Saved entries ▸
....

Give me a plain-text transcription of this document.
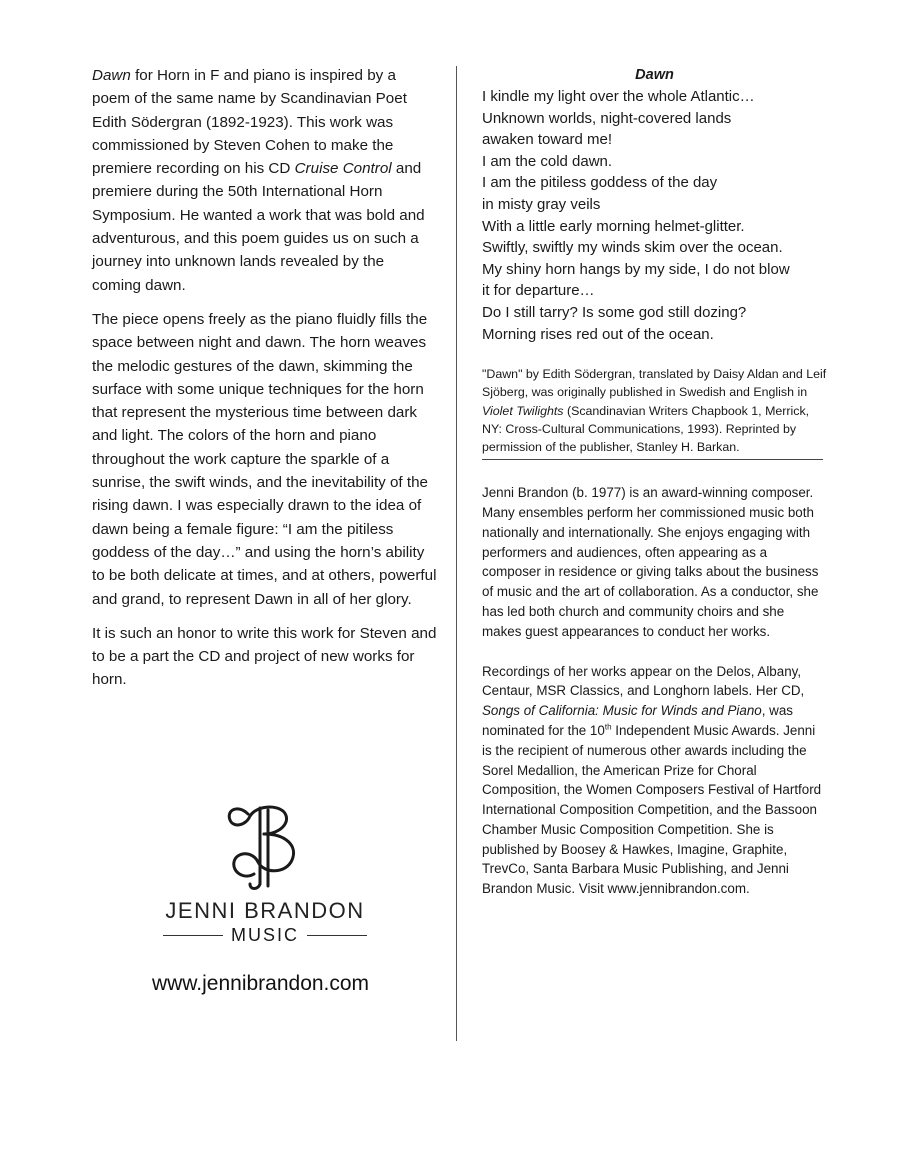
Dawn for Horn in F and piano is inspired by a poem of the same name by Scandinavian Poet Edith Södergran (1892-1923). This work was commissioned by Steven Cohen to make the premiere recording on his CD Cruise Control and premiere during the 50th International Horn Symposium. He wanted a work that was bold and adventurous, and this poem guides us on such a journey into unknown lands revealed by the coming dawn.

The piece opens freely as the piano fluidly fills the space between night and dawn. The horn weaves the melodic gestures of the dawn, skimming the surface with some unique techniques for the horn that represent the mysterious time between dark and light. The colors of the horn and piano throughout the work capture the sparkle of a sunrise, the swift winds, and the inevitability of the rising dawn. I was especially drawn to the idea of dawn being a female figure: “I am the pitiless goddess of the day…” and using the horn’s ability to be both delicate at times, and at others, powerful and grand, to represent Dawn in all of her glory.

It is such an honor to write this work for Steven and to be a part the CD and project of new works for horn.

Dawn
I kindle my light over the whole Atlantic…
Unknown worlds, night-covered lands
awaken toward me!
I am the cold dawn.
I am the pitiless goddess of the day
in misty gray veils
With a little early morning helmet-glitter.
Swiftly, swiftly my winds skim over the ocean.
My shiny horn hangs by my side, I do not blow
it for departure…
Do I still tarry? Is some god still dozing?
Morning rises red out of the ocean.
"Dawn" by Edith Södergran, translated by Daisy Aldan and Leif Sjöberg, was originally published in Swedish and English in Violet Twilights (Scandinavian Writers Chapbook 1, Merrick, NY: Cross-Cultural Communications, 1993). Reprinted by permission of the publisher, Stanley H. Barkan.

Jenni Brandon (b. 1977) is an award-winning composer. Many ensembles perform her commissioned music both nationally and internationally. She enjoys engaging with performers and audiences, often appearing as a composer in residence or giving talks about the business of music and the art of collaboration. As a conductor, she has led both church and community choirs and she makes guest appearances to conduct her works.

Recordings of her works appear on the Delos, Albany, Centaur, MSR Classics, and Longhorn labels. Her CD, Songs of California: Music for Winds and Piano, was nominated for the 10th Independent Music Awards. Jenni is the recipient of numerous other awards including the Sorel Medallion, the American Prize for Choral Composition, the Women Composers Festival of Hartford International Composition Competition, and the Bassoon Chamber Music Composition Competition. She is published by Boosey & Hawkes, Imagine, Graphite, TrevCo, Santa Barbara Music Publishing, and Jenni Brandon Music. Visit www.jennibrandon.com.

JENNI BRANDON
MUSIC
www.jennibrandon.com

....

WHAT YOU SHOULD DO ▸
How many of the lines above include the string "such"? Reply with the number by itself.

EXERCISE RESULT ▸
2